BEGIN

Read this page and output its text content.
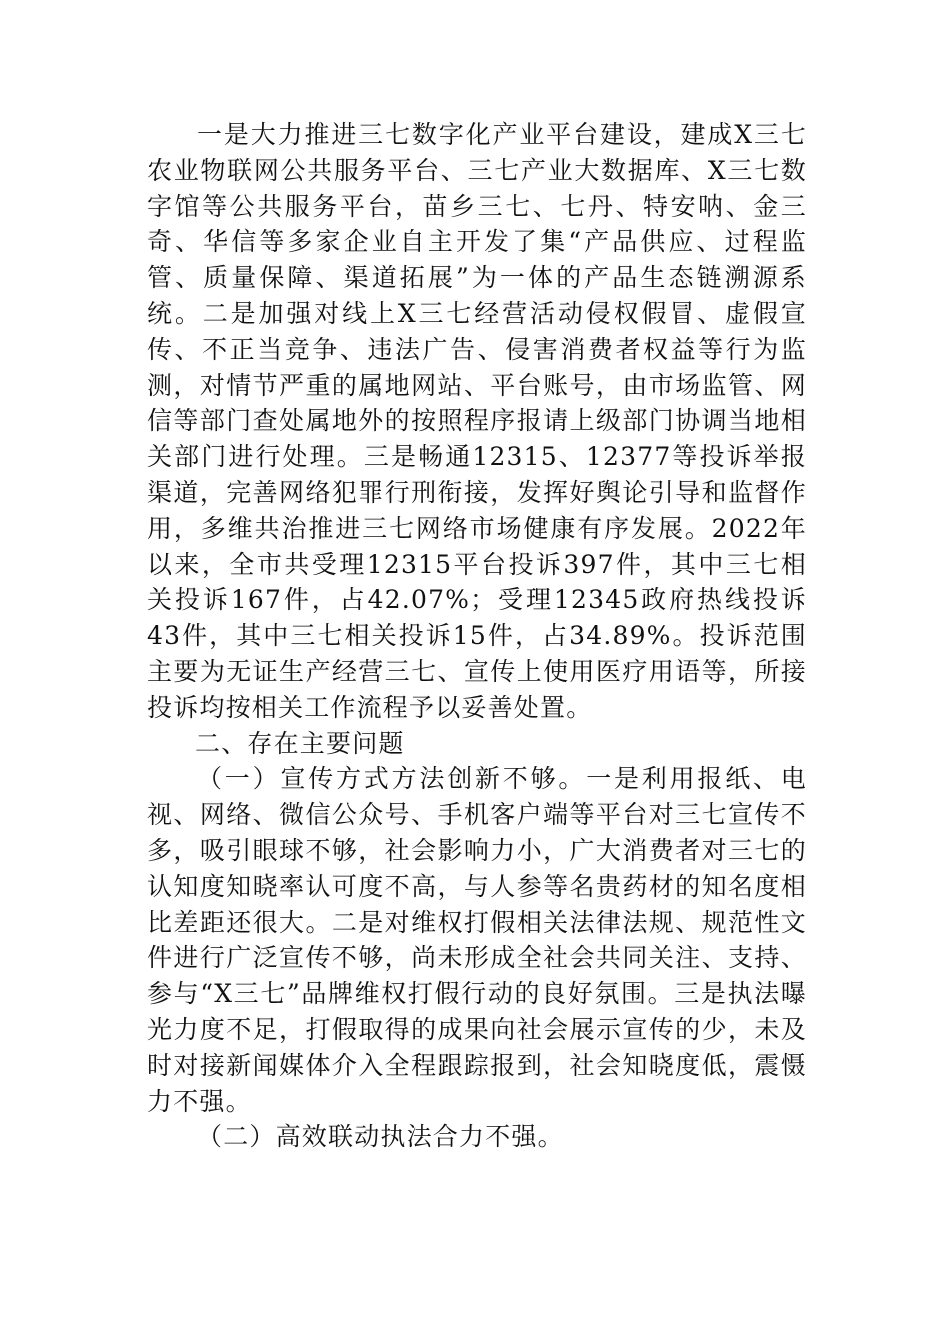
一是大力推进三七数字化产业平台建设，建成X三七农业物联网公共服务平台、三七产业大数据库、X三七数字馆等公共服务平台，苗乡三七、七丹、特安呐、金三奇、华信等多家企业自主开发了集“产品供应、过程监管、质量保障、渠道拓展”为一体的产品生态链溯源系统。二是加强对线上X三七经营活动侵权假冒、虚假宣传、不正当竞争、违法广告、侵害消费者权益等行为监测，对情节严重的属地网站、平台账号，由市场监管、网信等部门查处属地外的按照程序报请上级部门协调当地相关部门进行处理。三是畅通12315、12377等投诉举报渠道，完善网络犯罪行刑衔接，发挥好舆论引导和监督作用，多维共治推进三七网络市场健康有序发展。2022年以来，全市共受理12315平台投诉397件，其中三七相关投诉167件，占42.07%；受理12345政府热线投诉43件，其中三七相关投诉15件，占34.89%。投诉范围主要为无证生产经营三七、宣传上使用医疗用语等，所接投诉均按相关工作流程予以妥善处置。

二、存在主要问题

（一）宣传方式方法创新不够。一是利用报纸、电视、网络、微信公众号、手机客户端等平台对三七宣传不多，吸引眼球不够，社会影响力小，广大消费者对三七的认知度知晓率认可度不高，与人参等名贵药材的知名度相比差距还很大。二是对维权打假相关法律法规、规范性文件进行广泛宣传不够，尚未形成全社会共同关注、支持、参与“X三七”品牌维权打假行动的良好氛围。三是执法曝光力度不足，打假取得的成果向社会展示宣传的少，未及时对接新闻媒体介入全程跟踪报到，社会知晓度低，震慑力不强。

（二）高效联动执法合力不强。
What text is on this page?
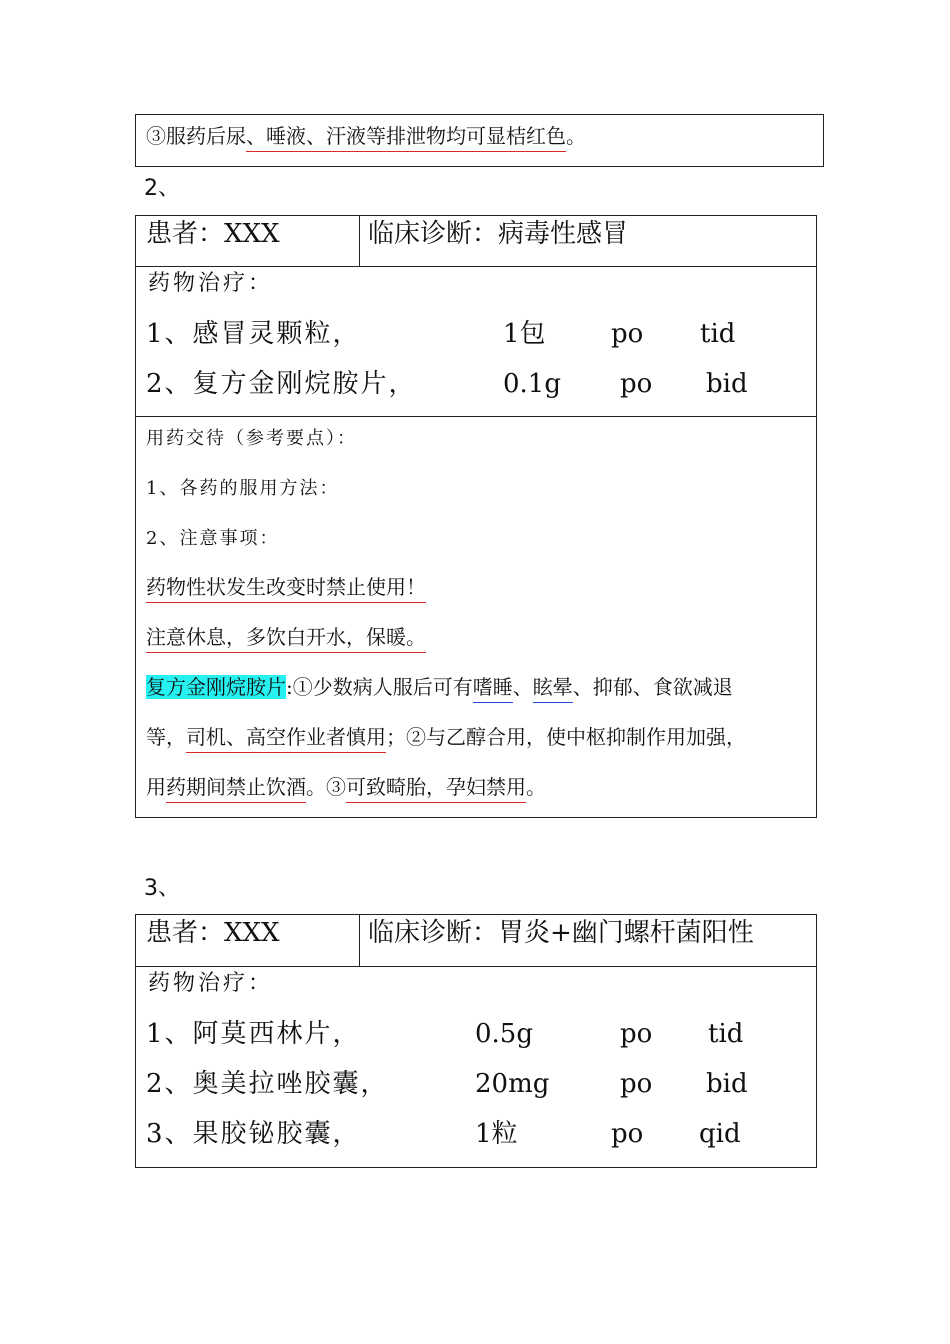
③服药后尿、唾液、汗液等排泄物均可显桔红色。
2、
患者：XXX	临床诊断：病毒性感冒
药物治疗：
1、感冒灵颗粒，	1包	po tid
2、复方金刚烷胺片，	0.1g po bid
用药交待（参考要点）：
1、各药的服用方法：
2、注意事项：
药物性状发生改变时禁止使用！
注意休息，多饮白开水，保暖。
复方金刚烷胺片:①少数病人服后可有嗜睡、眩晕、抑郁、食欲减退
等，司机、高空作业者慎用；②与乙醇合用，使中枢抑制作用加强，
用药期间禁止饮酒。③可致畸胎，孕妇禁用。
3、
患者：XXX	临床诊断：胃炎+幽门螺杆菌阳性
药物治疗：
1、阿莫西林片，	0.5g	po tid
2、奥美拉唑胶囊，	20mg	po bid
3、果胶铋胶囊，	1粒	po qid
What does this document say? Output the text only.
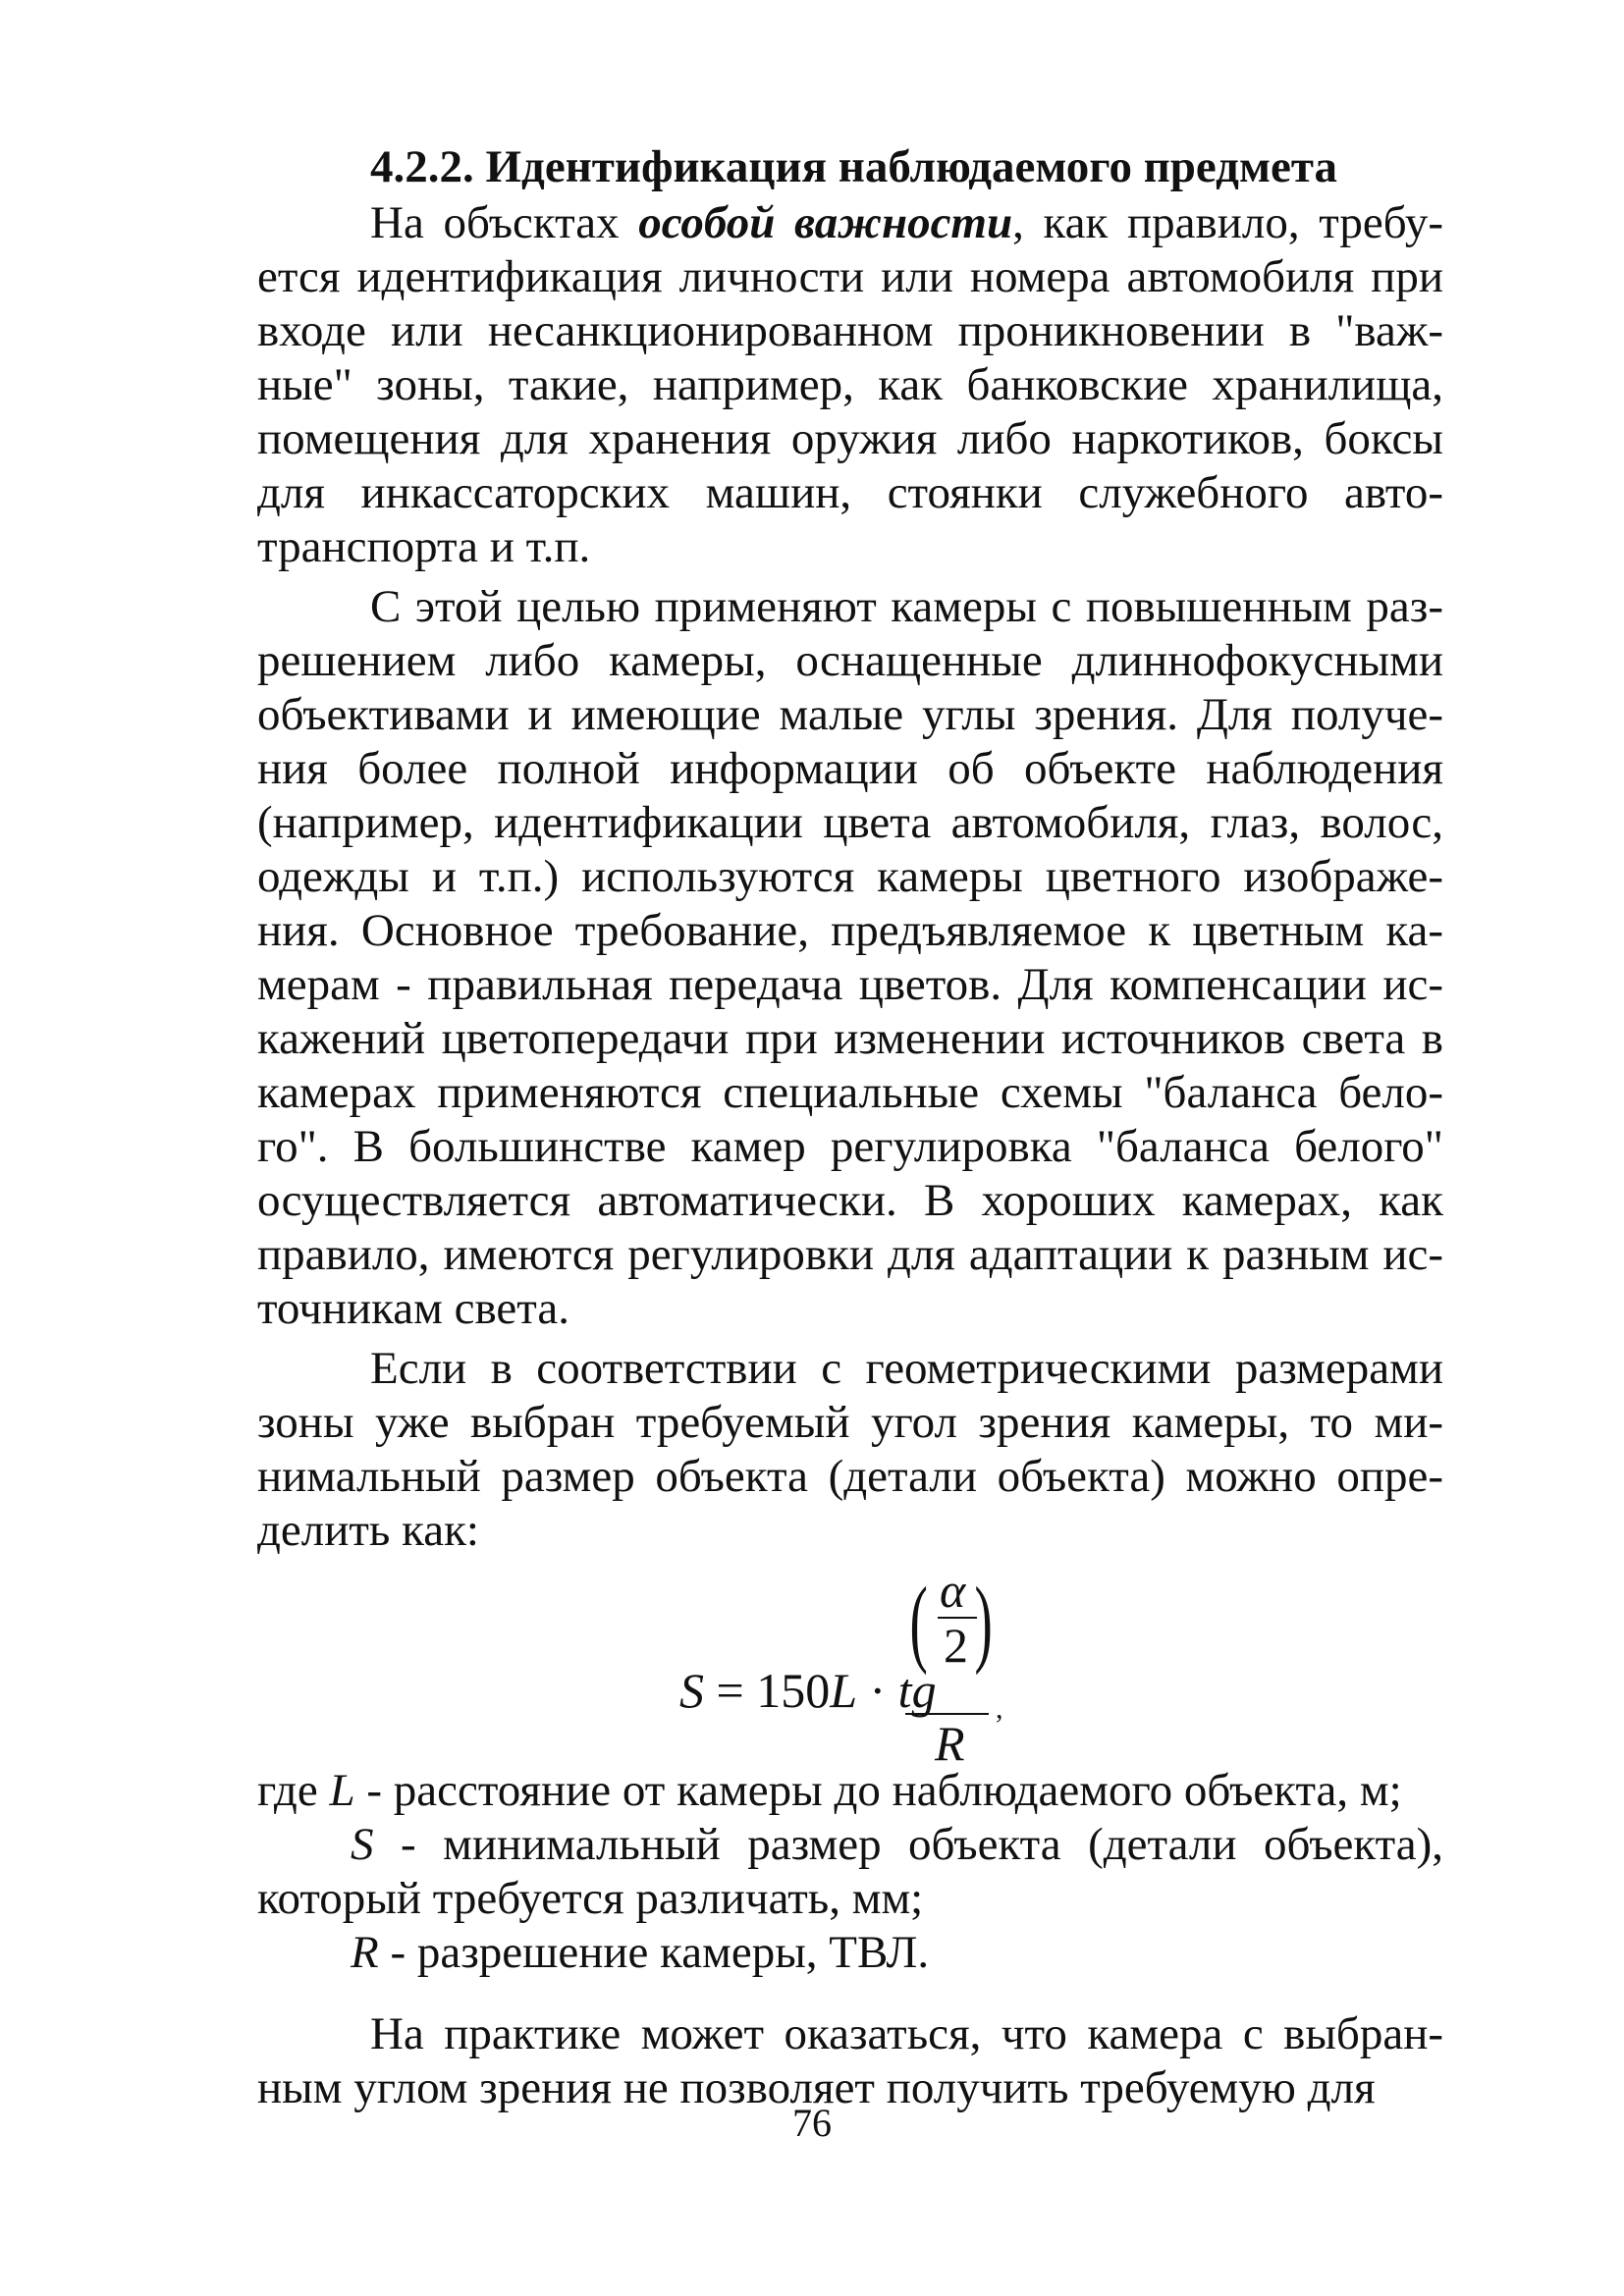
4.2.2. Идентификация наблюдаемого предмета

На объсктах особой важности, как правило, требу-ется идентификация личности или номера автомобиля при входе или несанкционированном проникновении в "важ-ные" зоны, такие, например, как банковские хранилища, помещения для хранения оружия либо наркотиков, боксы для инкассаторских машин, стоянки служебного авто-транспорта и т.п.

С этой целью применяют камеры с повышенным раз-решением либо камеры, оснащенные длиннофокусными объективами и имеющие малые углы зрения. Для получе-ния более полной информации об объекте наблюдения (например, идентификации цвета автомобиля, глаз, волос, одежды и т.п.) используются камеры цветного изображе-ния. Основное требование, предъявляемое к цветным ка-мерам - правильная передача цветов. Для компенсации ис-кажений цветопередачи при изменении источников света в камерах применяются специальные схемы "баланса бело-го". В большинстве камер регулировка "баланса белого" осуществляется автоматически. В хороших камерах, как правило, имеются регулировки для адаптации к разным ис-точникам света.

Если в соответствии с геометрическими размерами зоны уже выбран требуемый угол зрения камеры, то ми-нимальный размер объекта (детали объекта) можно опре-делить как:

S = 150L · tg
( α
2 )
R
,

где L - расстояние от камеры до наблюдаемого объекта, м;

S - минимальный размер объекта (детали объекта), который требуется различать, мм;

R - разрешение камеры, ТВЛ.

На практике может оказаться, что камера с выбран-ным углом зрения не позволяет получить требуемую для

76
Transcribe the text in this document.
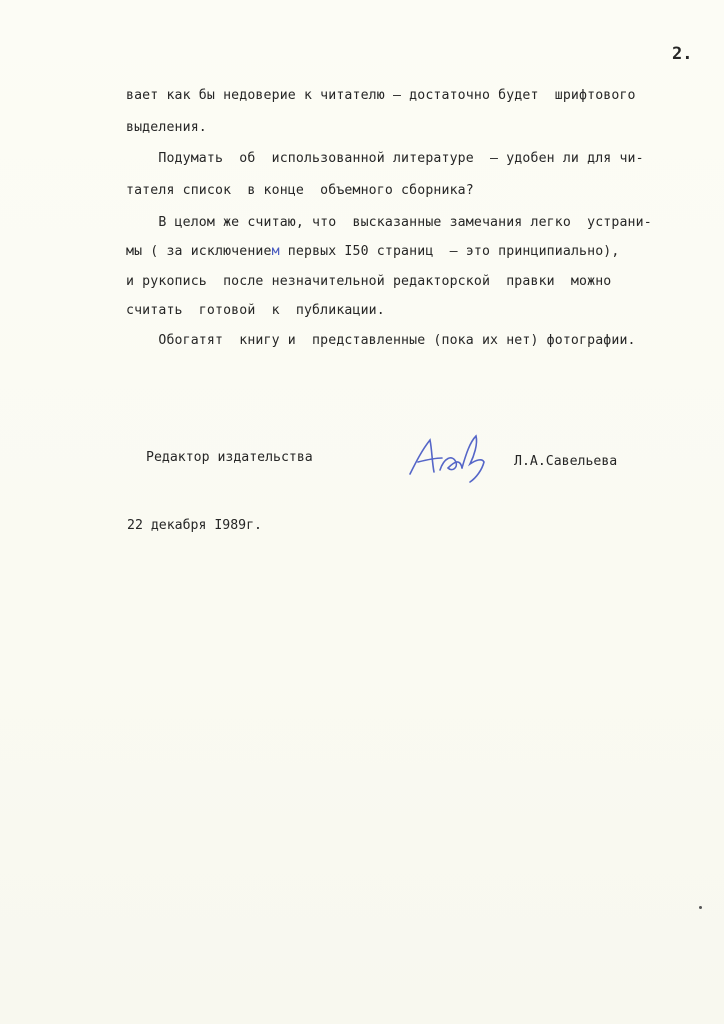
2.
вает как бы недоверие к читателю – достаточно будет  шрифтового
выделения.
Подумать  об  использованной литературе  – удобен ли для чи-
тателя список  в конце  объемного сборника?
В целом же считаю, что  высказанные замечания легко  устрани-
мы ( за исключением первых I50 страниц  – это принципиально),
и рукопись  после незначительной редакторской  правки  можно
считать  готовой  к  публикации.
Обогатят  книгу и  представленные (пока их нет) фотографии.
Редактор издательства	Л.А.Савельева
22 декабря I989г.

END

» **Task prompt**
Transcribe the preceding listing in its entirety and with exact wording, leaving out pictures.

» **Solution**
Read this page and output its text content.
一是大力推进三七数字化产业平台建设，建成X三七农业物联网公共服务平台、三七产业大数据库、X三七数字馆等公共服务平台，苗乡三七、七丹、特安呐、金三奇、华信等多家企业自主开发了集“产品供应、过程监管、质量保障、渠道拓展”为一体的产品生态链溯源系统。二是加强对线上X三七经营活动侵权假冒、虚假宣传、不正当竞争、违法广告、侵害消费者权益等行为监测，对情节严重的属地网站、平台账号，由市场监管、网信等部门查处属地外的按照程序报请上级部门协调当地相关部门进行处理。三是畅通12315、12377等投诉举报渠道，完善网络犯罪行刑衔接，发挥好舆论引导和监督作用，多维共治推进三七网络市场健康有序发展。2022年以来，全市共受理12315平台投诉397件，其中三七相关投诉167件，占42.07%；受理12345政府热线投诉43件，其中三七相关投诉15件，占34.89%。投诉范围主要为无证生产经营三七、宣传上使用医疗用语等，所接投诉均按相关工作流程予以妥善处置。

二、存在主要问题

（一）宣传方式方法创新不够。一是利用报纸、电视、网络、微信公众号、手机客户端等平台对三七宣传不多，吸引眼球不够，社会影响力小，广大消费者对三七的认知度知晓率认可度不高，与人参等名贵药材的知名度相比差距还很大。二是对维权打假相关法律法规、规范性文件进行广泛宣传不够，尚未形成全社会共同关注、支持、参与“X三七”品牌维权打假行动的良好氛围。三是执法曝光力度不足，打假取得的成果向社会展示宣传的少，未及时对接新闻媒体介入全程跟踪报到，社会知晓度低，震慑力不强。

（二）高效联动执法合力不强。
What text is on this page?
③服药后尿、唾液、汗液等排泄物均可显桔红色。
2、
患者：XXX	临床诊断：病毒性感冒
药物治疗：
1、感冒灵颗粒，	1包	po tid
2、复方金刚烷胺片，	0.1g po bid
用药交待（参考要点）：
1、各药的服用方法：
2、注意事项：
药物性状发生改变时禁止使用！
注意休息，多饮白开水，保暖。
复方金刚烷胺片:①少数病人服后可有嗜睡、眩晕、抑郁、食欲减退
等，司机、高空作业者慎用；②与乙醇合用，使中枢抑制作用加强，
用药期间禁止饮酒。③可致畸胎，孕妇禁用。
3、
患者：XXX	临床诊断：胃炎+幽门螺杆菌阳性
药物治疗：
1、阿莫西林片，	0.5g	po tid
2、奥美拉唑胶囊，	20mg	po bid
3、果胶铋胶囊，	1粒	po qid
What does this document say? Output the text only.
4.2.2. Идентификация наблюдаемого предмета

На объсктах особой важности, как правило, требу-ется идентификация личности или номера автомобиля при входе или несанкционированном проникновении в "важ-ные" зоны, такие, например, как банковские хранилища, помещения для хранения оружия либо наркотиков, боксы для инкассаторских машин, стоянки служебного авто-транспорта и т.п.

С этой целью применяют камеры с повышенным раз-решением либо камеры, оснащенные длиннофокусными объективами и имеющие малые углы зрения. Для получе-ния более полной информации об объекте наблюдения (например, идентификации цвета автомобиля, глаз, волос, одежды и т.п.) используются камеры цветного изображе-ния. Основное требование, предъявляемое к цветным ка-мерам - правильная передача цветов. Для компенсации ис-кажений цветопередачи при изменении источников света в камерах применяются специальные схемы "баланса бело-го". В большинстве камер регулировка "баланса белого" осуществляется автоматически. В хороших камерах, как правило, имеются регулировки для адаптации к разным ис-точникам света.

Если в соответствии с геометрическими размерами зоны уже выбран требуемый угол зрения камеры, то ми-нимальный размер объекта (детали объекта) можно опре-делить как:

S = 150L · tg
( α
2 )
R
,

где L - расстояние от камеры до наблюдаемого объекта, м;

S - минимальный размер объекта (детали объекта), который требуется различать, мм;

R - разрешение камеры, ТВЛ.

На практике может оказаться, что камера с выбран-ным углом зрения не позволяет получить требуемую для

76
Transcribe the text in this document.
2.
вает как бы недоверие к читателю – достаточно будет  шрифтового
выделения.
Подумать  об  использованной литературе  – удобен ли для чи-
тателя список  в конце  объемного сборника?
В целом же считаю, что  высказанные замечания легко  устрани-
мы ( за исключением первых I50 страниц  – это принципиально),
и рукопись  после незначительной редакторской  правки  можно
считать  готовой  к  публикации.
Обогатят  книгу и  представленные (пока их нет) фотографии.
Редактор издательства	Л.А.Савельева
22 декабря I989г.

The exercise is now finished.